DIRECTIONS
Repeat every record below exactly, leaving out the pictures.

────

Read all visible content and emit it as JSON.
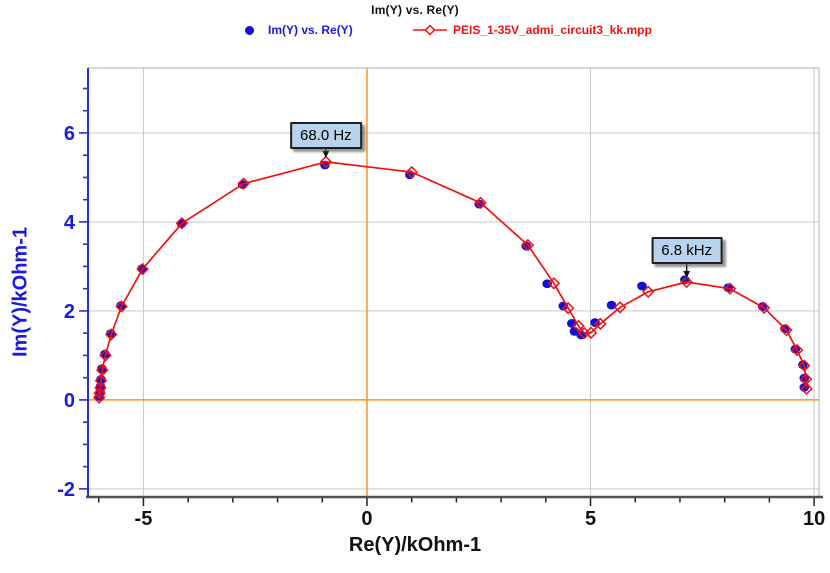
{
  "title": "Im(Y) vs. Re(Y)",
  "legend": [
    {
      "label": "Im(Y) vs. Re(Y)",
      "color": "#1a1ae0",
      "marker": "filled-circle"
    },
    {
      "label": "PEIS_1-35V_admi_circuit3_kk.mpp",
      "color": "#f50f0f",
      "marker": "line-open-diamond"
    }
  ],
  "colors": {
    "measured_blue": "#1111d4",
    "fit_red": "#f50f0f",
    "axis_blue": "#2c2cd8",
    "blue_text": "#1a1ae0",
    "black_text": "#111111",
    "zero_line_orange": "#ff9122",
    "grid_gray": "#c9c9c9",
    "border_gray": "#bfbfbf",
    "bottom_axis_gray": "#4f4f4f",
    "annotation_fill": "#b8d3ee",
    "annotation_border": "#1f1f1f"
  },
  "chart_data": {
    "type": "scatter",
    "title": "Im(Y) vs. Re(Y)",
    "xlabel": "Re(Y)/kOhm-1",
    "ylabel": "Im(Y)/kOhm-1",
    "xlim": [
      -6.24,
      10.11
    ],
    "ylim": [
      -2.16,
      7.46
    ],
    "grid": true,
    "legend_position": "top",
    "x_major_ticks": [
      -5,
      0,
      5,
      10
    ],
    "x_tick_labels": [
      "-5",
      "0",
      "5",
      "10"
    ],
    "x_minor_step": 1,
    "y_major_ticks": [
      -2,
      0,
      2,
      4,
      6
    ],
    "y_tick_labels": [
      "-2",
      "0",
      "2",
      "4",
      "6"
    ],
    "y_minor_step": 0.5,
    "zero_lines": {
      "x": 0,
      "y": 0
    },
    "series": [
      {
        "name": "Im(Y) vs. Re(Y)",
        "kind": "scatter",
        "marker": "filled-circle",
        "color": "#1111d4",
        "points": [
          [
            -5.98,
            0.08
          ],
          [
            -5.97,
            0.18
          ],
          [
            -5.96,
            0.3
          ],
          [
            -5.95,
            0.46
          ],
          [
            -5.93,
            0.7
          ],
          [
            -5.86,
            1.03
          ],
          [
            -5.73,
            1.49
          ],
          [
            -5.5,
            2.12
          ],
          [
            -5.03,
            2.95
          ],
          [
            -4.15,
            3.96
          ],
          [
            -2.78,
            4.84
          ],
          [
            -0.94,
            5.28
          ],
          [
            0.96,
            5.06
          ],
          [
            2.51,
            4.4
          ],
          [
            3.56,
            3.46
          ],
          [
            4.03,
            2.61
          ],
          [
            4.39,
            2.11
          ],
          [
            4.58,
            1.72
          ],
          [
            4.64,
            1.54
          ],
          [
            4.79,
            1.46
          ],
          [
            5.1,
            1.74
          ],
          [
            5.47,
            2.13
          ],
          [
            6.15,
            2.56
          ],
          [
            7.11,
            2.7
          ],
          [
            8.08,
            2.52
          ],
          [
            8.85,
            2.1
          ],
          [
            9.35,
            1.6
          ],
          [
            9.58,
            1.14
          ],
          [
            9.75,
            0.79
          ],
          [
            9.78,
            0.49
          ],
          [
            9.78,
            0.28
          ]
        ]
      },
      {
        "name": "PEIS_1-35V_admi_circuit3_kk.mpp",
        "kind": "line",
        "marker": "open-diamond",
        "color": "#f50f0f",
        "points": [
          [
            -5.99,
            0.05
          ],
          [
            -5.98,
            0.15
          ],
          [
            -5.96,
            0.27
          ],
          [
            -5.95,
            0.43
          ],
          [
            -5.92,
            0.67
          ],
          [
            -5.85,
            1.0
          ],
          [
            -5.72,
            1.47
          ],
          [
            -5.49,
            2.1
          ],
          [
            -5.02,
            2.94
          ],
          [
            -4.14,
            3.97
          ],
          [
            -2.76,
            4.86
          ],
          [
            -0.92,
            5.35
          ],
          [
            1.0,
            5.12
          ],
          [
            2.54,
            4.43
          ],
          [
            3.6,
            3.48
          ],
          [
            4.18,
            2.62
          ],
          [
            4.5,
            2.06
          ],
          [
            4.73,
            1.66
          ],
          [
            4.86,
            1.5
          ],
          [
            5.01,
            1.51
          ],
          [
            5.22,
            1.71
          ],
          [
            5.66,
            2.08
          ],
          [
            6.29,
            2.43
          ],
          [
            7.15,
            2.65
          ],
          [
            8.12,
            2.5
          ],
          [
            8.88,
            2.07
          ],
          [
            9.38,
            1.57
          ],
          [
            9.62,
            1.12
          ],
          [
            9.78,
            0.77
          ],
          [
            9.82,
            0.47
          ],
          [
            9.83,
            0.25
          ]
        ]
      }
    ],
    "annotations": [
      {
        "label": "68.0 Hz",
        "x": -0.92,
        "y": 5.35,
        "box_dy": -40
      },
      {
        "label": "6.8 kHz",
        "x": 7.15,
        "y": 2.65,
        "box_dy": -45
      }
    ]
  }
}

────

RESPONSE TO THIS TASK
Read all visible content and emit it as JSON.
{
  "title": "Im(Y) vs. Re(Y)",
  "legend": [
    {
      "label": "Im(Y) vs. Re(Y)",
      "color": "#1a1ae0",
      "marker": "filled-circle"
    },
    {
      "label": "PEIS_1-35V_admi_circuit3_kk.mpp",
      "color": "#f50f0f",
      "marker": "line-open-diamond"
    }
  ],
  "colors": {
    "measured_blue": "#1111d4",
    "fit_red": "#f50f0f",
    "axis_blue": "#2c2cd8",
    "blue_text": "#1a1ae0",
    "black_text": "#111111",
    "zero_line_orange": "#ff9122",
    "grid_gray": "#c9c9c9",
    "border_gray": "#bfbfbf",
    "bottom_axis_gray": "#4f4f4f",
    "annotation_fill": "#b8d3ee",
    "annotation_border": "#1f1f1f"
  },
  "chart_data": {
    "type": "scatter",
    "title": "Im(Y) vs. Re(Y)",
    "xlabel": "Re(Y)/kOhm-1",
    "ylabel": "Im(Y)/kOhm-1",
    "xlim": [
      -6.24,
      10.11
    ],
    "ylim": [
      -2.16,
      7.46
    ],
    "grid": true,
    "legend_position": "top",
    "x_major_ticks": [
      -5,
      0,
      5,
      10
    ],
    "x_tick_labels": [
      "-5",
      "0",
      "5",
      "10"
    ],
    "x_minor_step": 1,
    "y_major_ticks": [
      -2,
      0,
      2,
      4,
      6
    ],
    "y_tick_labels": [
      "-2",
      "0",
      "2",
      "4",
      "6"
    ],
    "y_minor_step": 0.5,
    "zero_lines": {
      "x": 0,
      "y": 0
    },
    "series": [
      {
        "name": "Im(Y) vs. Re(Y)",
        "kind": "scatter",
        "marker": "filled-circle",
        "color": "#1111d4",
        "points": [
          [
            -5.98,
            0.08
          ],
          [
            -5.97,
            0.18
          ],
          [
            -5.96,
            0.3
          ],
          [
            -5.95,
            0.46
          ],
          [
            -5.93,
            0.7
          ],
          [
            -5.86,
            1.03
          ],
          [
            -5.73,
            1.49
          ],
          [
            -5.5,
            2.12
          ],
          [
            -5.03,
            2.95
          ],
          [
            -4.15,
            3.96
          ],
          [
            -2.78,
            4.84
          ],
          [
            -0.94,
            5.28
          ],
          [
            0.96,
            5.06
          ],
          [
            2.51,
            4.4
          ],
          [
            3.56,
            3.46
          ],
          [
            4.03,
            2.61
          ],
          [
            4.39,
            2.11
          ],
          [
            4.58,
            1.72
          ],
          [
            4.64,
            1.54
          ],
          [
            4.79,
            1.46
          ],
          [
            5.1,
            1.74
          ],
          [
            5.47,
            2.13
          ],
          [
            6.15,
            2.56
          ],
          [
            7.11,
            2.7
          ],
          [
            8.08,
            2.52
          ],
          [
            8.85,
            2.1
          ],
          [
            9.35,
            1.6
          ],
          [
            9.58,
            1.14
          ],
          [
            9.75,
            0.79
          ],
          [
            9.78,
            0.49
          ],
          [
            9.78,
            0.28
          ]
        ]
      },
      {
        "name": "PEIS_1-35V_admi_circuit3_kk.mpp",
        "kind": "line",
        "marker": "open-diamond",
        "color": "#f50f0f",
        "points": [
          [
            -5.99,
            0.05
          ],
          [
            -5.98,
            0.15
          ],
          [
            -5.96,
            0.27
          ],
          [
            -5.95,
            0.43
          ],
          [
            -5.92,
            0.67
          ],
          [
            -5.85,
            1.0
          ],
          [
            -5.72,
            1.47
          ],
          [
            -5.49,
            2.1
          ],
          [
            -5.02,
            2.94
          ],
          [
            -4.14,
            3.97
          ],
          [
            -2.76,
            4.86
          ],
          [
            -0.92,
            5.35
          ],
          [
            1.0,
            5.12
          ],
          [
            2.54,
            4.43
          ],
          [
            3.6,
            3.48
          ],
          [
            4.18,
            2.62
          ],
          [
            4.5,
            2.06
          ],
          [
            4.73,
            1.66
          ],
          [
            4.86,
            1.5
          ],
          [
            5.01,
            1.51
          ],
          [
            5.22,
            1.71
          ],
          [
            5.66,
            2.08
          ],
          [
            6.29,
            2.43
          ],
          [
            7.15,
            2.65
          ],
          [
            8.12,
            2.5
          ],
          [
            8.88,
            2.07
          ],
          [
            9.38,
            1.57
          ],
          [
            9.62,
            1.12
          ],
          [
            9.78,
            0.77
          ],
          [
            9.82,
            0.47
          ],
          [
            9.83,
            0.25
          ]
        ]
      }
    ],
    "annotations": [
      {
        "label": "68.0 Hz",
        "x": -0.92,
        "y": 5.35,
        "box_dy": -40
      },
      {
        "label": "6.8 kHz",
        "x": 7.15,
        "y": 2.65,
        "box_dy": -45
      }
    ]
  }
}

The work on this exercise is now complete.